**Dataset extract**

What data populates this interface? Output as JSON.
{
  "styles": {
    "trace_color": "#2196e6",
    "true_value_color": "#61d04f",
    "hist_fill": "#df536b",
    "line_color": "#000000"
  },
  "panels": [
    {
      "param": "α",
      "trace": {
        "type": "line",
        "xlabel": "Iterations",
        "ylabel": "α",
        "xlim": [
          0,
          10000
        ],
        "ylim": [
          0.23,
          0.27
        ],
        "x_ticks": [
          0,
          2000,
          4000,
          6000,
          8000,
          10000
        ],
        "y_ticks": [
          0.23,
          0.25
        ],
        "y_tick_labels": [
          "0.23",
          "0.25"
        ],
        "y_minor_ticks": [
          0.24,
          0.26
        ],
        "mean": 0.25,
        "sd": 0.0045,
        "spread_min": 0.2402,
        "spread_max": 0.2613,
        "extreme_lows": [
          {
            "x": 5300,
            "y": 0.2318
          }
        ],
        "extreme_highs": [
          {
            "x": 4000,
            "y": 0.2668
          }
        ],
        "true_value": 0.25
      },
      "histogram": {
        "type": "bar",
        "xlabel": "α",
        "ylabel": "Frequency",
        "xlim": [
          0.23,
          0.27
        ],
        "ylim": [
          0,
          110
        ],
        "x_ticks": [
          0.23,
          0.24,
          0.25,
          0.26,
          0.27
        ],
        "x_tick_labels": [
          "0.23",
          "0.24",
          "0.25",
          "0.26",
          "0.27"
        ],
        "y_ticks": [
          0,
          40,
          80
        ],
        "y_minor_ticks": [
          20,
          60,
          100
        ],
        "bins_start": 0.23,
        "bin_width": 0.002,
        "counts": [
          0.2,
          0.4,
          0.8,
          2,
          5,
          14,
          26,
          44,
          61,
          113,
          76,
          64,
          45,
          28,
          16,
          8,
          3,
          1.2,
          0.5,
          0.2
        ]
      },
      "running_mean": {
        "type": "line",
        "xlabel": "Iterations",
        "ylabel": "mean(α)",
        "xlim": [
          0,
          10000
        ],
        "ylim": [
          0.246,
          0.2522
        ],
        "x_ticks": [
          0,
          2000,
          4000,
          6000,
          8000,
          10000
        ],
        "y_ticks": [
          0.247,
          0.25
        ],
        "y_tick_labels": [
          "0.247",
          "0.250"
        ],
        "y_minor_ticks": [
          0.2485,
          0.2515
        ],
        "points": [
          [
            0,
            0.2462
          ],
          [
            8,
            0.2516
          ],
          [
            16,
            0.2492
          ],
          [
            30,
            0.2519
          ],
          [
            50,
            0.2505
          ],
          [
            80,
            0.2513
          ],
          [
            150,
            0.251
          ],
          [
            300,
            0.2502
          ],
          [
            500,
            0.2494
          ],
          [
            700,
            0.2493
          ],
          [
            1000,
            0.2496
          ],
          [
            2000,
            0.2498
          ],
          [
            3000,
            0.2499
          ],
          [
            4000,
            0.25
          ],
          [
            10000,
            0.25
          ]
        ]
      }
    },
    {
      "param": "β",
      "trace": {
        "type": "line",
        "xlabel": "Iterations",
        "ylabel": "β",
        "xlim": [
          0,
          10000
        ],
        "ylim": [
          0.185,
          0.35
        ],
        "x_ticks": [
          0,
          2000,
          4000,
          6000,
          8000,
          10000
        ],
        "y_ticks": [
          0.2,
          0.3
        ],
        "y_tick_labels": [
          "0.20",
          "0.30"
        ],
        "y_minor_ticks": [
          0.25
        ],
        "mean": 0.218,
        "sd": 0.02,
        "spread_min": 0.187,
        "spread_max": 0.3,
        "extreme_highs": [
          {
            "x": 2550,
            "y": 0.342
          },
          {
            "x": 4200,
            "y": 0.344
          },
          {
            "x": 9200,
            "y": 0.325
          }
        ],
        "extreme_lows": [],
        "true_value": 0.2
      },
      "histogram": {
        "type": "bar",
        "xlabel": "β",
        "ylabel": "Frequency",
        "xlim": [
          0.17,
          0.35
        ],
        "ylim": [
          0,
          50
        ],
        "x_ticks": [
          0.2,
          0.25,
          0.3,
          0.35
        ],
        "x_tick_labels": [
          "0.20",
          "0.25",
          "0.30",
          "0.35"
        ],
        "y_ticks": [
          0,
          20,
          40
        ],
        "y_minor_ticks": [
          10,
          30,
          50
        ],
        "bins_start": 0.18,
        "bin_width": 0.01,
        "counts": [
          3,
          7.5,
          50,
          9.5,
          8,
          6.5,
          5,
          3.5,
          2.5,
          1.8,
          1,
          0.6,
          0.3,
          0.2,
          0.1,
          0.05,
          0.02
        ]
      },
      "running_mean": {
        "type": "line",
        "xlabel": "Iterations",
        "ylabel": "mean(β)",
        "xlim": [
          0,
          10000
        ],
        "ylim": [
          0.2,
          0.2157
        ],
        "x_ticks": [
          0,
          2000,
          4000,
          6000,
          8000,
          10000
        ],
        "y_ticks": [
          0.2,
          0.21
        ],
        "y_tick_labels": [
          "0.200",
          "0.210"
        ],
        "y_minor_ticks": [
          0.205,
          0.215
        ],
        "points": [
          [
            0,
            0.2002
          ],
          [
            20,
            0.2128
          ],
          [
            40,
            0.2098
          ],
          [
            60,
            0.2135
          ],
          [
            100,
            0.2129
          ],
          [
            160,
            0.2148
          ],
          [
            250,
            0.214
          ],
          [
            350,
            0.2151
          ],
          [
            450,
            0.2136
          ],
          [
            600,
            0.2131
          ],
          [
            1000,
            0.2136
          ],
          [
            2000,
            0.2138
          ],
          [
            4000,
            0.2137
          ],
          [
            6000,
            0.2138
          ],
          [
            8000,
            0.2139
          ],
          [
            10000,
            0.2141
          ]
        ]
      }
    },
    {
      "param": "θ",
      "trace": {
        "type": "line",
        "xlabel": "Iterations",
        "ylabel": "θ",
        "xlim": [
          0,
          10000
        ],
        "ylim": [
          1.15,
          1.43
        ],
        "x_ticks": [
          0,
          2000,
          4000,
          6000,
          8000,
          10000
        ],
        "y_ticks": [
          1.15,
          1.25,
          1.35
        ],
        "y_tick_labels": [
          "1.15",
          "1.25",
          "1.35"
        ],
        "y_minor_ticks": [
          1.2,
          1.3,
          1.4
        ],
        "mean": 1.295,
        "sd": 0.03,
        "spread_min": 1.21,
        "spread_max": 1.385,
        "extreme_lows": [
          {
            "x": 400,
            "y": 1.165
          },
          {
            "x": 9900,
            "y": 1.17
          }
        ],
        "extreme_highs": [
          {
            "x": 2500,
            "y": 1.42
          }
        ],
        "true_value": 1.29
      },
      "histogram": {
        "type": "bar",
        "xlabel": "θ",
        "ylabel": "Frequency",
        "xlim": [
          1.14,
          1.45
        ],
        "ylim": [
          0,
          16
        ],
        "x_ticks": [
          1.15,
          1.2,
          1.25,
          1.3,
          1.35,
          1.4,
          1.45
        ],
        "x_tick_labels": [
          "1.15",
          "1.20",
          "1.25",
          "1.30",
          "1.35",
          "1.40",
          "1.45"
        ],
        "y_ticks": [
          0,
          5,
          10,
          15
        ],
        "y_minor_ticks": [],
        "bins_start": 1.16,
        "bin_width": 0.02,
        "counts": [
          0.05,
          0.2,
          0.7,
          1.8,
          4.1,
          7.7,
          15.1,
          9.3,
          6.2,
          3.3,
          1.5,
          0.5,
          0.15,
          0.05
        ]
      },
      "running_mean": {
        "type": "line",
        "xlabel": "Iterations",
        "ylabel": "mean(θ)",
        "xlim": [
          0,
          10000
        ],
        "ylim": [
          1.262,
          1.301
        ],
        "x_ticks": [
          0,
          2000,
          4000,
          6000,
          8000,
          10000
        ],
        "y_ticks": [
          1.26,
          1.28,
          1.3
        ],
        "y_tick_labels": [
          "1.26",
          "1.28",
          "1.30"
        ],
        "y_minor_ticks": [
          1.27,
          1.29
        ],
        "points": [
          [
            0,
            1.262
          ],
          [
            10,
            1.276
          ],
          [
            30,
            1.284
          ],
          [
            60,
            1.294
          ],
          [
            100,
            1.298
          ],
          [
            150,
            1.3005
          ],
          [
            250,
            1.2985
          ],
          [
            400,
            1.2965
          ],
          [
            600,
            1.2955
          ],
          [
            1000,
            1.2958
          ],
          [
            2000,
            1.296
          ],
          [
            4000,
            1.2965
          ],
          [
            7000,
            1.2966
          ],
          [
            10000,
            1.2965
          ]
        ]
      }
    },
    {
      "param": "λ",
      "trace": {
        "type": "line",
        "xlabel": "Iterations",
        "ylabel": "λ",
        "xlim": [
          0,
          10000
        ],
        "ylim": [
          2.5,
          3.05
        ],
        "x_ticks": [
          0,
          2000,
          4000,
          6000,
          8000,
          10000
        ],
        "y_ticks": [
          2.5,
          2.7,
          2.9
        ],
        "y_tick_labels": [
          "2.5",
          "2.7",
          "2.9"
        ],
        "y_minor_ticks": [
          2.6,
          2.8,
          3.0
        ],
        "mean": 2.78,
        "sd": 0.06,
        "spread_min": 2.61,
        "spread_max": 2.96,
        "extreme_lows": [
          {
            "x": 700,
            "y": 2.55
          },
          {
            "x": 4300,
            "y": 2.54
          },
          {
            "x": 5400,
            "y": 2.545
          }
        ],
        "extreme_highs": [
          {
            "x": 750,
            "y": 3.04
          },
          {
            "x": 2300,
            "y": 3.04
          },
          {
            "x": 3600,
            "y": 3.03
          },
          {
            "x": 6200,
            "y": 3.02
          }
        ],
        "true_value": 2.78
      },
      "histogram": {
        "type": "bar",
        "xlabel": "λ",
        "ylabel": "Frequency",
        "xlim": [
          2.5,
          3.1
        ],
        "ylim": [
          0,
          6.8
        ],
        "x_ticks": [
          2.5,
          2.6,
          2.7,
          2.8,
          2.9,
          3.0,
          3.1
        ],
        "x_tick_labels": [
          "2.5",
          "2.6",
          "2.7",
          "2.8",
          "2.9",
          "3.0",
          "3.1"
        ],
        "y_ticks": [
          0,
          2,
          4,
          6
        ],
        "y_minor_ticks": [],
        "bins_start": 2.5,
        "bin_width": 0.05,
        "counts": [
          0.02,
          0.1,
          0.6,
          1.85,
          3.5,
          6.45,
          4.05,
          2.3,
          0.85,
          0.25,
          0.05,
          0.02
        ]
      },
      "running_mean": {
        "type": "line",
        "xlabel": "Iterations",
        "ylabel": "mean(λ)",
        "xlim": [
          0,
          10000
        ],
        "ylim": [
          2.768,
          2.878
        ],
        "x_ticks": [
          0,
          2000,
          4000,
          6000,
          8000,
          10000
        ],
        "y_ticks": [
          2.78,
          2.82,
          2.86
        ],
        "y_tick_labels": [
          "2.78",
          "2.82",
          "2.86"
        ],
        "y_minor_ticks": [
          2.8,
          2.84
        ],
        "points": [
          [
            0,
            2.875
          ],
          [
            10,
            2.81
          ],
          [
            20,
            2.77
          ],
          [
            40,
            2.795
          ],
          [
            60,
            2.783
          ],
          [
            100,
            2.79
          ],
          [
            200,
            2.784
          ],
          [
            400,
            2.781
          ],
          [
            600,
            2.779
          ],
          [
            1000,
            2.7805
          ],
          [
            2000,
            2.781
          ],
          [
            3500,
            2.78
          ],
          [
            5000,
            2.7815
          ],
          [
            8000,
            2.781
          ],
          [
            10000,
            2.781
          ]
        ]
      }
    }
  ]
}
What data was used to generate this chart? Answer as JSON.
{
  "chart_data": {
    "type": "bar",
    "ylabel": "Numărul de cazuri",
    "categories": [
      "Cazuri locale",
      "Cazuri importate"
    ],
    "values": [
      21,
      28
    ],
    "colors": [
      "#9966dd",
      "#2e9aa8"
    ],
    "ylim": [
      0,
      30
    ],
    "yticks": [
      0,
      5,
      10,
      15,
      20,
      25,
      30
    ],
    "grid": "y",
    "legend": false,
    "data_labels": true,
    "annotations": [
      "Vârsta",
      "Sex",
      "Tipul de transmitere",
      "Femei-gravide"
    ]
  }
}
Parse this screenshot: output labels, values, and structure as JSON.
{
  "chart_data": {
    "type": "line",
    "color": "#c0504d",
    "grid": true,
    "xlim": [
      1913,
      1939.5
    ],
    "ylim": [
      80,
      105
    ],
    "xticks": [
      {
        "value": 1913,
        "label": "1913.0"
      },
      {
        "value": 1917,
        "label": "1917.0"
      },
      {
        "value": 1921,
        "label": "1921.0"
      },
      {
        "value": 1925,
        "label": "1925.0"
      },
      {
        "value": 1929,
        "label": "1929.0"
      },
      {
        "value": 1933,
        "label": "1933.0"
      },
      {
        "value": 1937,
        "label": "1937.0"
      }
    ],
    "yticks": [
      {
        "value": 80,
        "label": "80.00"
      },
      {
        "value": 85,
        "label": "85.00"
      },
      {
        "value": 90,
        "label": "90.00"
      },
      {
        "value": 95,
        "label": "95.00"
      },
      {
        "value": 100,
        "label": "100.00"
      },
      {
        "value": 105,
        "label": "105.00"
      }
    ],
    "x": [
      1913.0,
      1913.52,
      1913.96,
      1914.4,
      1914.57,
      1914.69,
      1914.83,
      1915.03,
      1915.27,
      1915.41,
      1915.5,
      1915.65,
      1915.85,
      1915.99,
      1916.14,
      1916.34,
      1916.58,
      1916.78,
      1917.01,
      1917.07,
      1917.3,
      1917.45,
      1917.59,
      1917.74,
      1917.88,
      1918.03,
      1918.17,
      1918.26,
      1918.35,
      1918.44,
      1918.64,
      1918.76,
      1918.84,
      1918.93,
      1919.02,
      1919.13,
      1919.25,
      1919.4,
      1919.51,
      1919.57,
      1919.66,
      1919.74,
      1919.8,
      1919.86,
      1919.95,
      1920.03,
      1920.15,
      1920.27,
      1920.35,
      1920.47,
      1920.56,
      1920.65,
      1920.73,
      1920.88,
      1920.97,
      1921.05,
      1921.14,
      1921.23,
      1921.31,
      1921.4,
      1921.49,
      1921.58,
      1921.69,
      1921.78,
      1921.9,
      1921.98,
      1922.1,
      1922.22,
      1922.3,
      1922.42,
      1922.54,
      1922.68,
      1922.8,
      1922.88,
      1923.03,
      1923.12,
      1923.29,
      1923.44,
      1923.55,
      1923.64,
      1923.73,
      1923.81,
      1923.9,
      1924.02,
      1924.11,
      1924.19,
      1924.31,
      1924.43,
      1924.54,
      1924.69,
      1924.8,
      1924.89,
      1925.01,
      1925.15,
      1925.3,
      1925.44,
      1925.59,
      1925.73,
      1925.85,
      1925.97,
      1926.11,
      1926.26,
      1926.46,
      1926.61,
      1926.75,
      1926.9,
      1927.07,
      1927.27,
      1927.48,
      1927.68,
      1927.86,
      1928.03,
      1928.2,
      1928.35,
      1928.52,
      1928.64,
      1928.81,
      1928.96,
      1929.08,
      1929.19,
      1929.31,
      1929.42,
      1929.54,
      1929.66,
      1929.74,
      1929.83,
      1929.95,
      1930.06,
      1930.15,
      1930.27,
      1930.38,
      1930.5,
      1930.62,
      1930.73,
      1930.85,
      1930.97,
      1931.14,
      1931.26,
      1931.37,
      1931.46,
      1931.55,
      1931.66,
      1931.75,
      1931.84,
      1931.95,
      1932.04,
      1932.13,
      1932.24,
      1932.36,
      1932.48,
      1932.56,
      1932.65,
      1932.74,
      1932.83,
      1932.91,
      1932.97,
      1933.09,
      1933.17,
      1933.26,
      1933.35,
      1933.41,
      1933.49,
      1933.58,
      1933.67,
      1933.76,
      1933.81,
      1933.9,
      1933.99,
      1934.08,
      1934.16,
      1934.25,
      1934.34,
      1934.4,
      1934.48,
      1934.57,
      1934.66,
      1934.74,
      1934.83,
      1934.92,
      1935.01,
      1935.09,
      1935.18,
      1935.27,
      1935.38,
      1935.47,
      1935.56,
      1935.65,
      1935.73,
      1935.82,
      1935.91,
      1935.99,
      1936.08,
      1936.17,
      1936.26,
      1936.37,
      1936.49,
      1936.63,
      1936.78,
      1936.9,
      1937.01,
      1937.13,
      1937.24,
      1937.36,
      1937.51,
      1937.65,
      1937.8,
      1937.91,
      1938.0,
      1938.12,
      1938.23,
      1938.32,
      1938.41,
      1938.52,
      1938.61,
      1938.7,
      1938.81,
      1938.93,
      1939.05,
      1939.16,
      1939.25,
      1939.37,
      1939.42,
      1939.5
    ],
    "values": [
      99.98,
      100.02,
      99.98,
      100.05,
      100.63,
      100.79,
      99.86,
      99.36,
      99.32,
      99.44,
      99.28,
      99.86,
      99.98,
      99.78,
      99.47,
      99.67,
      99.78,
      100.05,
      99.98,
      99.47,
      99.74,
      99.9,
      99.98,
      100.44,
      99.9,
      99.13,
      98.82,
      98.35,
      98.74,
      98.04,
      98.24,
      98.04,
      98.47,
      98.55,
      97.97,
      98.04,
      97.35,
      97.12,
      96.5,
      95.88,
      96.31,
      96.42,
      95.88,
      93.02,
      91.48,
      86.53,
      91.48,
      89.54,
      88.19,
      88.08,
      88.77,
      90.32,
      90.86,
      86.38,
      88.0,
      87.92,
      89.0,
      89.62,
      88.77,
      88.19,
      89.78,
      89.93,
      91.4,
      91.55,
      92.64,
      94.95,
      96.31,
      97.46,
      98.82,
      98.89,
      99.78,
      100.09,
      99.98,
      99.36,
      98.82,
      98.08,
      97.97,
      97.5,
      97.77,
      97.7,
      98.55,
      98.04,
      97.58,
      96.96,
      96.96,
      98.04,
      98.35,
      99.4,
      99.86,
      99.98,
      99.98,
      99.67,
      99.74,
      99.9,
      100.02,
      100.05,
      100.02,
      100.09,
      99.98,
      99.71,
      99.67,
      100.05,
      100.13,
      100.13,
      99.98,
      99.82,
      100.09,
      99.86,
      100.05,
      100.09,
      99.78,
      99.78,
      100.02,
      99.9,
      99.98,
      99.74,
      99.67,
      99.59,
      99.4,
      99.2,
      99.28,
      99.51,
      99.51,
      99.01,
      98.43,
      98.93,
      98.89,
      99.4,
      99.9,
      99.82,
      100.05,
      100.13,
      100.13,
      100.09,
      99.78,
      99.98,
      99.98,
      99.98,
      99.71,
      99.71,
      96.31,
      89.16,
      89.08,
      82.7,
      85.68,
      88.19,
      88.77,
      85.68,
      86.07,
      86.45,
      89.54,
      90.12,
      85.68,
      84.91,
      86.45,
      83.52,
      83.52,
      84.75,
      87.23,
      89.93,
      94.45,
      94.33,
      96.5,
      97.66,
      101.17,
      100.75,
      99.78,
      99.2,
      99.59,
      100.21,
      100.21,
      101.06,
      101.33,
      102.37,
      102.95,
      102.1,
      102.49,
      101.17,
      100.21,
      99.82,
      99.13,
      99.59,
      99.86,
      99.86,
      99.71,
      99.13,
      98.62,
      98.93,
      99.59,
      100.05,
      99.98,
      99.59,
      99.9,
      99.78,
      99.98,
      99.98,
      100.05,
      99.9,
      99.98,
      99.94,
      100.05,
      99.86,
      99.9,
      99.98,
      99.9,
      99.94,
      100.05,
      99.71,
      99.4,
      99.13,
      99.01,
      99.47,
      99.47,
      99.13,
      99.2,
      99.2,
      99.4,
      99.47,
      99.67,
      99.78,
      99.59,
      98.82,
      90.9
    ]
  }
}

**Request**
Copy down every line of the material above that includes the string "What".

**Answer for this exercise**
What data populates this interface? Output as JSON.
What data was used to generate this chart? Answer as JSON.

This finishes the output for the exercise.